** Begin Dataset extract **
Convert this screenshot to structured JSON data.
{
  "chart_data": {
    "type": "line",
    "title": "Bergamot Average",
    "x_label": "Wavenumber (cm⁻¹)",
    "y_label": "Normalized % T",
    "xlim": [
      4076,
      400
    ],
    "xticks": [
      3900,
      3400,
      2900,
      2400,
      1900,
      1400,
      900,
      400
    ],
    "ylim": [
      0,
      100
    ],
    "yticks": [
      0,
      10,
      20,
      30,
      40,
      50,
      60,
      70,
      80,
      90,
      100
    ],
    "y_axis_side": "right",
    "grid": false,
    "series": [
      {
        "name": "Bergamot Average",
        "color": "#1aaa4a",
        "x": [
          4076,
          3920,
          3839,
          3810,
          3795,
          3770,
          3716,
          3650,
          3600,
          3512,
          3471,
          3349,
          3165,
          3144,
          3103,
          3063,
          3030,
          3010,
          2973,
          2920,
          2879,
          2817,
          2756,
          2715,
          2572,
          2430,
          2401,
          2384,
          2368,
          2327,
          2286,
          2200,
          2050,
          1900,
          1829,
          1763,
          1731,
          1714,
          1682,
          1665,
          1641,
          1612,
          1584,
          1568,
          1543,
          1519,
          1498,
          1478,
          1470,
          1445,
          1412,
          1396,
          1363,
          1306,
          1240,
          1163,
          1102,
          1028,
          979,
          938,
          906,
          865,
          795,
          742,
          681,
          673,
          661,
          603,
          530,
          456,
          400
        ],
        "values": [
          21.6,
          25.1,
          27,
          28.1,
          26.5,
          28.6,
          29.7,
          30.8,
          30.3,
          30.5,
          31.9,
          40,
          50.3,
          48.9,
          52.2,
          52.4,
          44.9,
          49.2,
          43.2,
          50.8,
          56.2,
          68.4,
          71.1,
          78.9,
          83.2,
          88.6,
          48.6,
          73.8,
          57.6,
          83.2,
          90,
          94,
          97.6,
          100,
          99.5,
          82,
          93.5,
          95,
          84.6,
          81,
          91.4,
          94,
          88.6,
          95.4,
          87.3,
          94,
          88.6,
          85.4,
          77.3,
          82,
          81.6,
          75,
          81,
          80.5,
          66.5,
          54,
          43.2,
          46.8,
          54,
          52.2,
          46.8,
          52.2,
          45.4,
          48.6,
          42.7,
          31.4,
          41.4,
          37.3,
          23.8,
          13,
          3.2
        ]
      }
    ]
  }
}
** End Dataset extract **
**Directions:** Each record above must be given again exactly.

**Result for this exercise:**
Convert this screenshot to structured JSON data.
{
  "chart_data": {
    "type": "line",
    "title": "Bergamot Average",
    "x_label": "Wavenumber (cm⁻¹)",
    "y_label": "Normalized % T",
    "xlim": [
      4076,
      400
    ],
    "xticks": [
      3900,
      3400,
      2900,
      2400,
      1900,
      1400,
      900,
      400
    ],
    "ylim": [
      0,
      100
    ],
    "yticks": [
      0,
      10,
      20,
      30,
      40,
      50,
      60,
      70,
      80,
      90,
      100
    ],
    "y_axis_side": "right",
    "grid": false,
    "series": [
      {
        "name": "Bergamot Average",
        "color": "#1aaa4a",
        "x": [
          4076,
          3920,
          3839,
          3810,
          3795,
          3770,
          3716,
          3650,
          3600,
          3512,
          3471,
          3349,
          3165,
          3144,
          3103,
          3063,
          3030,
          3010,
          2973,
          2920,
          2879,
          2817,
          2756,
          2715,
          2572,
          2430,
          2401,
          2384,
          2368,
          2327,
          2286,
          2200,
          2050,
          1900,
          1829,
          1763,
          1731,
          1714,
          1682,
          1665,
          1641,
          1612,
          1584,
          1568,
          1543,
          1519,
          1498,
          1478,
          1470,
          1445,
          1412,
          1396,
          1363,
          1306,
          1240,
          1163,
          1102,
          1028,
          979,
          938,
          906,
          865,
          795,
          742,
          681,
          673,
          661,
          603,
          530,
          456,
          400
        ],
        "values": [
          21.6,
          25.1,
          27,
          28.1,
          26.5,
          28.6,
          29.7,
          30.8,
          30.3,
          30.5,
          31.9,
          40,
          50.3,
          48.9,
          52.2,
          52.4,
          44.9,
          49.2,
          43.2,
          50.8,
          56.2,
          68.4,
          71.1,
          78.9,
          83.2,
          88.6,
          48.6,
          73.8,
          57.6,
          83.2,
          90,
          94,
          97.6,
          100,
          99.5,
          82,
          93.5,
          95,
          84.6,
          81,
          91.4,
          94,
          88.6,
          95.4,
          87.3,
          94,
          88.6,
          85.4,
          77.3,
          82,
          81.6,
          75,
          81,
          80.5,
          66.5,
          54,
          43.2,
          46.8,
          54,
          52.2,
          46.8,
          52.2,
          45.4,
          48.6,
          42.7,
          31.4,
          41.4,
          37.3,
          23.8,
          13,
          3.2
        ]
      }
    ]
  }
}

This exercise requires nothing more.